DOCUMENT PASSAGE:
+++++
You’re listening to the Mark in Russia broadcast # 077, and I’m Mark.
Today I’m going to continue with my Life in Russia series and I’ll talk about food shopping here in Chelyabinsk from a foreigner’s perspective.
You really should go to my website at: www.markinrussia.com to listen to this, or at least open the page to read the show notes, regardless of where you are listening to this. The reason for this is because the show notes also include several photos to help you get a better idea about what I’m talking about.
The whole process of food shopping has changed a lot since I first arrived more than 11 years ago and I would have to say that apart from prices, all of the aspects of shopping have changed for the better.
When I first arrived there were from few to no supermarkets here in Chelyabinsk, and you need to remember that this is a city of more than one million. There were a ton of “Produkti” shops, which are typically small shops with about 20% of the products found in a typical 7-11 back in the States, and for those of you that don’t know, 7-11 is just a chain of very small neighborhood markets. The only thing that these Russian markets had was a huge selection, or perhaps better to say, “quantity” of alcoholic beverages and the 2nd largest selection was of snacks specifically geared towards the consumption of alcohol. It wasn’t funny, but rather depressing.
Many people did their shopping at outdoor markets. For the foreigners who may be listening to this podcast by accident or something, I need to give you a reality check. If your idea of an outdoor market is one where the person who grew or raised the food is there proudly selling the fruit of their labor, you are thinking of someplace else, perhaps it was a Norman Rockwell painting you once saw in a book. Here an outdoor market could be more aptly described as a rather dirty place where angry people buy products from angry rude sellers. A place where cars are not allowed, but if you don’t watch your step you may get run over. First I have to warn you about the experience of waiting in a line in Russia, which is rather unique to Russia I think. Not at an outdoor market, but elsewhere, you simply arrive and ask, “who’s last?” Usually someone will say that they are. Now mind you, there is absolutely no organization to this line, or really any reason to even call it a line. You may know who you are behind now, but apart from that, you really have no idea of how far back in the line you are. First, there is usually no line, second, you don’t know how many people are in front of you, only who you are directly behind. You can’t even begin to imagine the stress level created by this total lack of a system.
+++++
ROWS:
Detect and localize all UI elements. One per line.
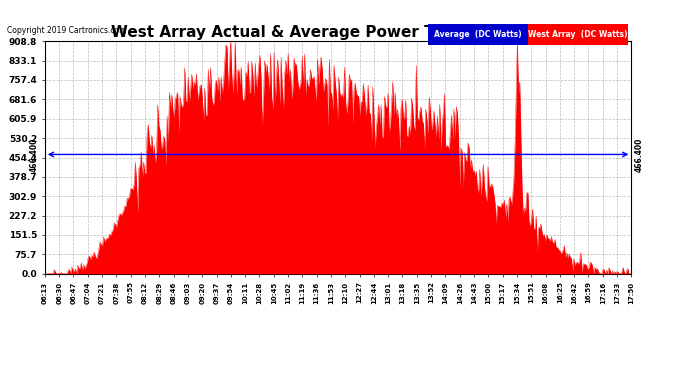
Text: West Array  (DC Watts): West Array (DC Watts) [528, 30, 628, 39]
Title: West Array Actual & Average Power Thu Mar 7 17:54: West Array Actual & Average Power Thu Ma… [111, 25, 565, 40]
Text: 466.400: 466.400 [634, 137, 643, 172]
Text: Average  (DC Watts): Average (DC Watts) [434, 30, 522, 39]
Text: Copyright 2019 Cartronics.com: Copyright 2019 Cartronics.com [7, 26, 126, 35]
Text: 466.400: 466.400 [30, 137, 39, 172]
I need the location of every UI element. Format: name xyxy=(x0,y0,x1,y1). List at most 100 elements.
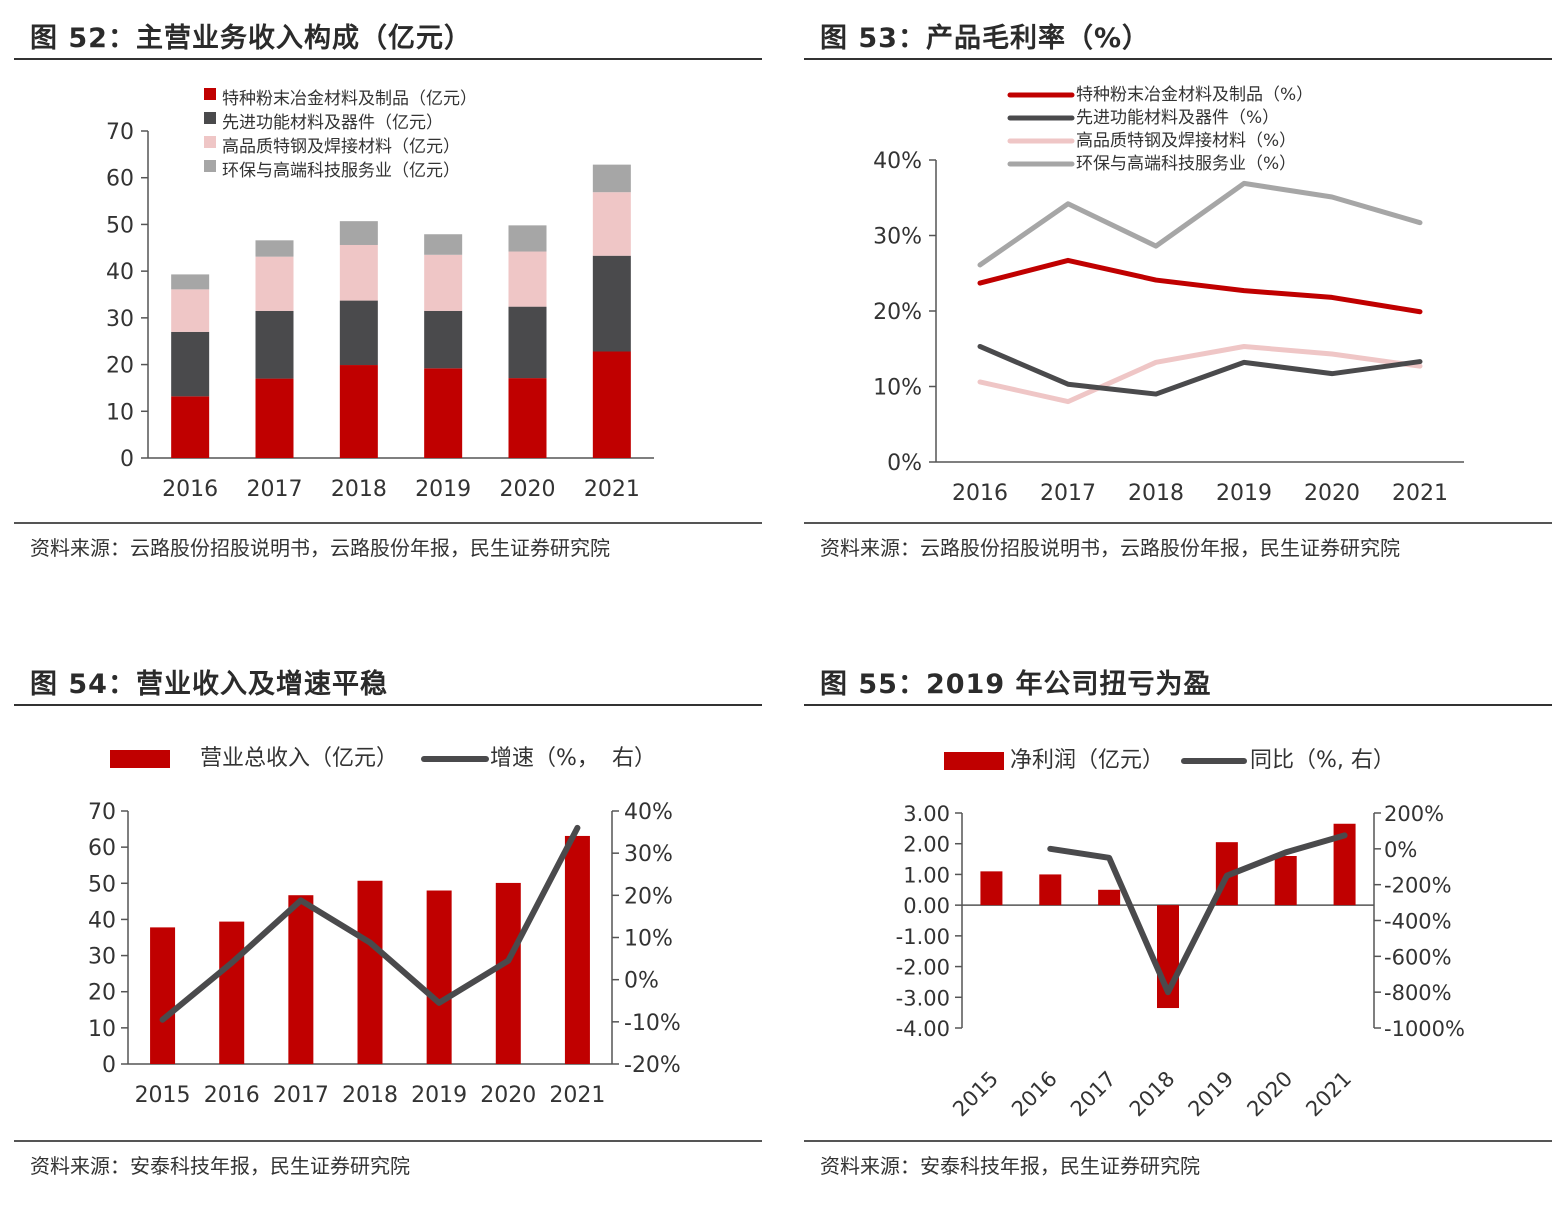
+++++
DIRECTION: Please continue the podcast transcript on food shopping in Chelyabinsk above, starting right after its last sentence.

RESPONSE FOR THIS EXERCISE:
Now, something that I try to not do, and also tell other foreigners to not do. My speech goes something like this, “ try to stay away from judging how things are done in another country. What may seem like a stupid way of doing things is merely a different way of doing things. Don’t always see things through the lenses of your own culture.” After being here for several years I realize that some things are just plain stupid and this “who’s next” system certainly is.
Well, let me get back to the line at the outdoor market, or reenock, as they are known in Russian. Here people try to actually get in a line, as I define the word “line”, but here is what happens next, or at least used to happen years ago. As you and others are trying to wait in a semi-orderly line, someone will inevitably come along towards the beginning of the line and pretend to be looking at the products or prices. Oh yeah, I forgot to mention; everything is put away where you can’t touch it, well, this isn’t always true with fruit and vegetables. Anyhow, this person, usually an old lady, after fake looking at the prices and products will then “sidle” into the line up near the front, causing stress and anger with everyone else. Bear in mind also that you will wait at half a dozen of these little kiosks to get the different things that you wanted to buy. Each time this same situation may be acting out. As I said, or at least should have already said; shopping at an outdoor market sucks and is not meant for a non aggressive person.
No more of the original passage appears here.